Texto de leitura
1888: Fernando António Nogueira Pessoa nasce, a 13 de Junho. É batizado em Julho.
1893: Em Janeiro, nasce seu irmão Jorge. A 24 de julho, o pai morre, de tuberculose. A família é obrigada a leiloar parte dos bens.
1894: O irmão de Fernando, Jorge, morre em Janeiro. Pessoa cria o seu primeiro heterónimo. O futuro padrasto, João Miguel Rosa, é nomeado cônsul interino em Durban, na África do Sul.
1895: Em Julho, Fernando escreve o seu primeiro poema e João Miguel Rosa parte para Durban. Em Dezembro, João Miguel Rosa casa-se com a mãe de Fernando, por procuração.
1896: Em 7 de Janeiro, é concedido o passaporte à mãe, e a família parte para Durban. A 27 de Novembro, nasce Henriqueta Madalena, irmã do poeta.

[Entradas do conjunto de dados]
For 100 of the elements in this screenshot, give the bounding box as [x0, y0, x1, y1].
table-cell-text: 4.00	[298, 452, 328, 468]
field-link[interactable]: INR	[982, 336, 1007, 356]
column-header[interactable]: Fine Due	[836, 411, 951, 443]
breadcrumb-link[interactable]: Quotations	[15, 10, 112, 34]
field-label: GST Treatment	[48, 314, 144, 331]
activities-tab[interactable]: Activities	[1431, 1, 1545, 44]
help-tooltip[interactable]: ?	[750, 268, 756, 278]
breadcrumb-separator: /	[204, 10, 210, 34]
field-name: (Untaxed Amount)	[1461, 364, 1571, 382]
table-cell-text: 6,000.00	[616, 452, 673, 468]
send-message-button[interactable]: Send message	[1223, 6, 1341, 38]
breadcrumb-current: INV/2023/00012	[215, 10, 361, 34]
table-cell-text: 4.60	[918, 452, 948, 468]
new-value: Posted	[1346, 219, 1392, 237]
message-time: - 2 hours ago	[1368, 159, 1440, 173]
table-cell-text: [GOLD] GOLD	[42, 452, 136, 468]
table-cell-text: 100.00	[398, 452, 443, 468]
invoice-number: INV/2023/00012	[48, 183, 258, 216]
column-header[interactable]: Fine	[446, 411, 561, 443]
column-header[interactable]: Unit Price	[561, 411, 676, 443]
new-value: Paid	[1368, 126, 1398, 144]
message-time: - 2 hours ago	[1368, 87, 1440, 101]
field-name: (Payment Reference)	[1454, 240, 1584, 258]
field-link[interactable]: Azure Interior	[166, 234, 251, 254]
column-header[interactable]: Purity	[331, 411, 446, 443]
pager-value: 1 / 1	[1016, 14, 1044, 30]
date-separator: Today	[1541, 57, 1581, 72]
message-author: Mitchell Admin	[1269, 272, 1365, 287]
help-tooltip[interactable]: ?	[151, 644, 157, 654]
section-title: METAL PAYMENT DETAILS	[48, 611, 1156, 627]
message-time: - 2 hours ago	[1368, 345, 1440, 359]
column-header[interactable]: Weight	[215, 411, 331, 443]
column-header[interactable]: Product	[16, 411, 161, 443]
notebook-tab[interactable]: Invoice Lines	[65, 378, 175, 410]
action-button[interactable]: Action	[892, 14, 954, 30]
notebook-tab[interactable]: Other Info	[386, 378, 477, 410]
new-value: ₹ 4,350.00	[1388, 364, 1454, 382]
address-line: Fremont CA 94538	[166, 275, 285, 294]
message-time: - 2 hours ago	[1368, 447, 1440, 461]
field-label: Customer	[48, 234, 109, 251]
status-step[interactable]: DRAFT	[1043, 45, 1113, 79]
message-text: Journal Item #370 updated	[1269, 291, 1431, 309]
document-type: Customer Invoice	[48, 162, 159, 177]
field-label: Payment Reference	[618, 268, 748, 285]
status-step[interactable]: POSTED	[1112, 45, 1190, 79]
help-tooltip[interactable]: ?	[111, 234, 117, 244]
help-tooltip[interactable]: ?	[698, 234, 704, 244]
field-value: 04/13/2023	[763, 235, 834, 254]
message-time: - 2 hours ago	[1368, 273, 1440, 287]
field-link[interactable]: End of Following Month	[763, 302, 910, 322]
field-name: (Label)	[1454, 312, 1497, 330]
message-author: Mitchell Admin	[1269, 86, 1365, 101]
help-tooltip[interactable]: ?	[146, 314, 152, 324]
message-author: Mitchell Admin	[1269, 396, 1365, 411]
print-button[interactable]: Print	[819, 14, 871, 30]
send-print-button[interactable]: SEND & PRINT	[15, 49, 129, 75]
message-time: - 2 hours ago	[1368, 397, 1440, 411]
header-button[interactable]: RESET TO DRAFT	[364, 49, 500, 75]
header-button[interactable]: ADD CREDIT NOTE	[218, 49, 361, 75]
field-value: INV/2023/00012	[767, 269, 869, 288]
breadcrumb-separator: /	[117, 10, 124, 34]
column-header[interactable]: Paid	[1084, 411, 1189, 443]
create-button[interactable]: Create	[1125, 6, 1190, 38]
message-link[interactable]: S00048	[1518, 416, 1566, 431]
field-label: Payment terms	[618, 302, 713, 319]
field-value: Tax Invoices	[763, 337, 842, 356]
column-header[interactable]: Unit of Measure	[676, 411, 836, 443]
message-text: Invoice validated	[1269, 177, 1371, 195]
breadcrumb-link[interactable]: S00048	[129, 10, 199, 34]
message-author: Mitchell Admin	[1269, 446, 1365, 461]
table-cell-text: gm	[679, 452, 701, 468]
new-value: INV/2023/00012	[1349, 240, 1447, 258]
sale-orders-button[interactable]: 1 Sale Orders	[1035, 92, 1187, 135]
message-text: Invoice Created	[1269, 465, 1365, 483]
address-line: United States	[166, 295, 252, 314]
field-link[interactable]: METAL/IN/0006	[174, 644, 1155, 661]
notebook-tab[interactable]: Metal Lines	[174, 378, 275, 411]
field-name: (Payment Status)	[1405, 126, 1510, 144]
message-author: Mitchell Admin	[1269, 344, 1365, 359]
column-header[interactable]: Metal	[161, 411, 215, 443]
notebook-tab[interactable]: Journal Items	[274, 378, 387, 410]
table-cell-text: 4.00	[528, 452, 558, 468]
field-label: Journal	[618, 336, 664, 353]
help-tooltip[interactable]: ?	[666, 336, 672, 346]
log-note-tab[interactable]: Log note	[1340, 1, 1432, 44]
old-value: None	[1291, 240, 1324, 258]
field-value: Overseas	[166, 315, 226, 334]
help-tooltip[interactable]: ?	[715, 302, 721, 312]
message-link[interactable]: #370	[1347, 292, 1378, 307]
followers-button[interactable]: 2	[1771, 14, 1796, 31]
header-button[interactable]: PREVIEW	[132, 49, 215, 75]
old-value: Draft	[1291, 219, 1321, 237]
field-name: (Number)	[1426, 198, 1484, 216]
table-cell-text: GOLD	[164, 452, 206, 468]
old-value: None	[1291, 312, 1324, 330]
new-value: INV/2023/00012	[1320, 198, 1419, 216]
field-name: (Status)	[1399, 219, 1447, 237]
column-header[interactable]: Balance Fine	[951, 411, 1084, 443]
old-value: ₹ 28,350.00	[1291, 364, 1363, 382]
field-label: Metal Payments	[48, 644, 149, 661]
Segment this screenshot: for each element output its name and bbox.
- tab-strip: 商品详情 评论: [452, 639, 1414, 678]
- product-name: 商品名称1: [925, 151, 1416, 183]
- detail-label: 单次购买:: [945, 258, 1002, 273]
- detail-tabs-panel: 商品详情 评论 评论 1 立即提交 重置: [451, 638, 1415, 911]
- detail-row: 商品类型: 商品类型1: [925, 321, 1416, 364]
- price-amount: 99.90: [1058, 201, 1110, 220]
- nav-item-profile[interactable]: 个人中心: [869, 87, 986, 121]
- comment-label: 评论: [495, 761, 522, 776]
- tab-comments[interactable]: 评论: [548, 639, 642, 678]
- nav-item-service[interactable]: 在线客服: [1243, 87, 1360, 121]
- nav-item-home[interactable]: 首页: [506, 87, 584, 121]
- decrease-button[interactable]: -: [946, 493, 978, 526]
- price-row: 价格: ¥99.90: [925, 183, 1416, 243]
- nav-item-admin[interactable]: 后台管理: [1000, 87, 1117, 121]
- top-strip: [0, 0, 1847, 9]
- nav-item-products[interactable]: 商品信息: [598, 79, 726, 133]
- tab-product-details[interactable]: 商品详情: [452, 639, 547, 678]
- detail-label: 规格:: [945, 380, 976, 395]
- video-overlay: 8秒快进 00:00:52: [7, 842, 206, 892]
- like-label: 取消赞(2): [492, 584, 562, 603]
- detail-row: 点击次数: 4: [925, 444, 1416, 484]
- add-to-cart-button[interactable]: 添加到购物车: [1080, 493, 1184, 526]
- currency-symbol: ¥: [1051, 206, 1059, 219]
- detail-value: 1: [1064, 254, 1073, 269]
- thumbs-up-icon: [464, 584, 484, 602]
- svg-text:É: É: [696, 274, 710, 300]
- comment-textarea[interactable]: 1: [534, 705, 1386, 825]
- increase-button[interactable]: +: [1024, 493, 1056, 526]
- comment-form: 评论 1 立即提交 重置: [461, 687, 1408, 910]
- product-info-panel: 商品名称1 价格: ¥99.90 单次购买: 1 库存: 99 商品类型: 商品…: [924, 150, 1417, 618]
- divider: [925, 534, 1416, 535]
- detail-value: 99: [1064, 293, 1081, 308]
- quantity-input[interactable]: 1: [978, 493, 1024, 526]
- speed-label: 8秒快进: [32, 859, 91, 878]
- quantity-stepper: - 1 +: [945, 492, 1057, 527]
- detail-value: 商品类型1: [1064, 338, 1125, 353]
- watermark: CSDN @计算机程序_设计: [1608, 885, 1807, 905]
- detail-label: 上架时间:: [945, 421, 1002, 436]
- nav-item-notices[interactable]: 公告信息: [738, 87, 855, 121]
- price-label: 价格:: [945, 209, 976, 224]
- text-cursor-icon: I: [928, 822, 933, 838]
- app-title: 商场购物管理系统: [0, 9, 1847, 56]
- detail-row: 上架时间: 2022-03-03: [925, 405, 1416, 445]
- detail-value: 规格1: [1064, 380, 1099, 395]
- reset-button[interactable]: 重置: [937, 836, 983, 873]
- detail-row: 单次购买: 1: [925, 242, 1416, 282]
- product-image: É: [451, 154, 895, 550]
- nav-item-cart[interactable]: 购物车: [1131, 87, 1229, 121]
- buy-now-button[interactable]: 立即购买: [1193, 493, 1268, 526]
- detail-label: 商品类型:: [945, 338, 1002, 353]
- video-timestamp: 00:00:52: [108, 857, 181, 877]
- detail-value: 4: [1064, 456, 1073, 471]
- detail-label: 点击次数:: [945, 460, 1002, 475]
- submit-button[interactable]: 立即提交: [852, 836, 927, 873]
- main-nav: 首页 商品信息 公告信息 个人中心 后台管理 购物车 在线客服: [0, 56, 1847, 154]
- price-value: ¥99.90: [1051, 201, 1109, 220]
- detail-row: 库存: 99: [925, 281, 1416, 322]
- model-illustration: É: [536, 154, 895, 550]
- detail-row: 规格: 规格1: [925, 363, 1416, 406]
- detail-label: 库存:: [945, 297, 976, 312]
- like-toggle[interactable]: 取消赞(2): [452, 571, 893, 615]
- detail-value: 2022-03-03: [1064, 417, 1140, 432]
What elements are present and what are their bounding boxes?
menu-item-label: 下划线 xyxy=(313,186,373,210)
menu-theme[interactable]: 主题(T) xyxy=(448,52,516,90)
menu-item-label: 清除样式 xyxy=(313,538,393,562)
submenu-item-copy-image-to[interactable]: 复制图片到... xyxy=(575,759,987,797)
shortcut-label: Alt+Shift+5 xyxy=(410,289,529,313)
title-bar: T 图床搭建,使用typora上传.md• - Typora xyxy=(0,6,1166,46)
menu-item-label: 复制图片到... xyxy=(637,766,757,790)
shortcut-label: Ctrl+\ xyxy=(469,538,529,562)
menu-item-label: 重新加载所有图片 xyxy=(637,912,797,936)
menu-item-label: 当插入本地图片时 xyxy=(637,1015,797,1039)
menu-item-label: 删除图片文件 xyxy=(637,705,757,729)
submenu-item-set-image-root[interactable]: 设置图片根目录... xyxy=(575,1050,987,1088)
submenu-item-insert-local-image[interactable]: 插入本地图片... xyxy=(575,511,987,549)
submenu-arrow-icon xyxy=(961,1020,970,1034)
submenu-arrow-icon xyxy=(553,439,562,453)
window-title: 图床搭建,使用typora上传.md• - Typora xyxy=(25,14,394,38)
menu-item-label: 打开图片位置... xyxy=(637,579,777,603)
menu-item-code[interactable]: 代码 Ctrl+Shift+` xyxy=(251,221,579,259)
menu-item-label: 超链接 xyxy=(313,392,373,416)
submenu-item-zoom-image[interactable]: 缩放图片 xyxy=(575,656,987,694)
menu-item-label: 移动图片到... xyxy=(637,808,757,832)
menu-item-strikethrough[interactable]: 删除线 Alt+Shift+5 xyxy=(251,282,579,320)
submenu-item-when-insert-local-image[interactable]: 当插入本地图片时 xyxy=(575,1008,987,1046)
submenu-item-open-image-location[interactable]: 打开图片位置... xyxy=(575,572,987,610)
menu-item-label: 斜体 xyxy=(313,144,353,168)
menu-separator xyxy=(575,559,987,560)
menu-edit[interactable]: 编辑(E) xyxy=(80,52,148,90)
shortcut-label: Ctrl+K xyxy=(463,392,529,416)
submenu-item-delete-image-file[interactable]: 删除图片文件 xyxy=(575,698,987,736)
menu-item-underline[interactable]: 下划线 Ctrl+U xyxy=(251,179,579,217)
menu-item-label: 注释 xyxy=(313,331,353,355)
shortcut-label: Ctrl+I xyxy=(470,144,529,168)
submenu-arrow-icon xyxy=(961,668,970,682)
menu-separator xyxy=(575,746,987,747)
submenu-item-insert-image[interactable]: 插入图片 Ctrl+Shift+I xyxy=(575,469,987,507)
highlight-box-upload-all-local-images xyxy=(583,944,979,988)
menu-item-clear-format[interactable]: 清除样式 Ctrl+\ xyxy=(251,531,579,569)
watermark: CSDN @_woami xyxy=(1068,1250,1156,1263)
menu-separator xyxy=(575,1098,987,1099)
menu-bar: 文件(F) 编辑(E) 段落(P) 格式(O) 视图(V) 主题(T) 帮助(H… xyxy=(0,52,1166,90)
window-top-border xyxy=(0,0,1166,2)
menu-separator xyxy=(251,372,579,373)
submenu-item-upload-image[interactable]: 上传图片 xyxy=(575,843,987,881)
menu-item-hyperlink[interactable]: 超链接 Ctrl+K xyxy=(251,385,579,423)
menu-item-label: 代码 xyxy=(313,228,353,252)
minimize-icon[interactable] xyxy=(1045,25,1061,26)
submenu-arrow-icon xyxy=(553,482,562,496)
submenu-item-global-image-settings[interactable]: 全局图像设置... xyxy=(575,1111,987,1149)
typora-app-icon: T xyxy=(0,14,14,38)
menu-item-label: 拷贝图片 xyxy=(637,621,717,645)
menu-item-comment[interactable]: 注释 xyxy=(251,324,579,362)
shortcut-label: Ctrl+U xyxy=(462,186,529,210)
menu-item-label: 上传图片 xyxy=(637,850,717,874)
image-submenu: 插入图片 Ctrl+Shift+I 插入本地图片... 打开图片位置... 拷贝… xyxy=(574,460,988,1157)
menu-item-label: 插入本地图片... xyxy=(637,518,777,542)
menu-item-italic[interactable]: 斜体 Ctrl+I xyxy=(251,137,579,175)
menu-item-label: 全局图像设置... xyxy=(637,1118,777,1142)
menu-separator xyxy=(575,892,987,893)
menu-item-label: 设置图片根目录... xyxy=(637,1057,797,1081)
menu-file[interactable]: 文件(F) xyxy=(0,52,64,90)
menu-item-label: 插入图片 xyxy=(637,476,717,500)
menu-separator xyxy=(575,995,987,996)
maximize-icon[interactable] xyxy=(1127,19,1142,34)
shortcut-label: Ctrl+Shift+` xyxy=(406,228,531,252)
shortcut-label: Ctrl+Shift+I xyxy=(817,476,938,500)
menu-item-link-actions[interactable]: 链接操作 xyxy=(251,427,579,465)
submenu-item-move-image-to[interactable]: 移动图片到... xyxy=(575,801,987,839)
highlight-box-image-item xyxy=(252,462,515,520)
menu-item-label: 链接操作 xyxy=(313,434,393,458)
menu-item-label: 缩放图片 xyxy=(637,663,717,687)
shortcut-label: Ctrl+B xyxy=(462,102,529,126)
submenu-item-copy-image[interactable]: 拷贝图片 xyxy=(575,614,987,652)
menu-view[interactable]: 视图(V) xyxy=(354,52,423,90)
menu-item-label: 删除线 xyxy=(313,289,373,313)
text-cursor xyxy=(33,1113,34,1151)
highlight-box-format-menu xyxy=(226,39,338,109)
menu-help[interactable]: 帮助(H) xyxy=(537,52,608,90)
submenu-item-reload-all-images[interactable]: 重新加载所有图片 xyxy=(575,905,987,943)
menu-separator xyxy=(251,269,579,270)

Como fazer
Reproduza na íntegra a cronologia de Fernando Pessoa, sem mudar uma palavra. Os registos provêm de outra fonte.

Área de resposta
1888: Fernando António Nogueira Pessoa nasce, a 13 de Junho. É batizado em Julho.
1893: Em Janeiro, nasce seu irmão Jorge. A 24 de julho, o pai morre, de tuberculose. A família é obrigada a leiloar parte dos bens.
1894: O irmão de Fernando, Jorge, morre em Janeiro. Pessoa cria o seu primeiro heterónimo. O futuro padrasto, João Miguel Rosa, é nomeado cônsul interino em Durban, na África do Sul.
1895: Em Julho, Fernando escreve o seu primeiro poema e João Miguel Rosa parte para Durban. Em Dezembro, João Miguel Rosa casa-se com a mãe de Fernando, por procuração.
1896: Em 7 de Janeiro, é concedido o passaporte à mãe, e a família parte para Durban. A 27 de Novembro, nasce Henriqueta Madalena, irmã do poeta.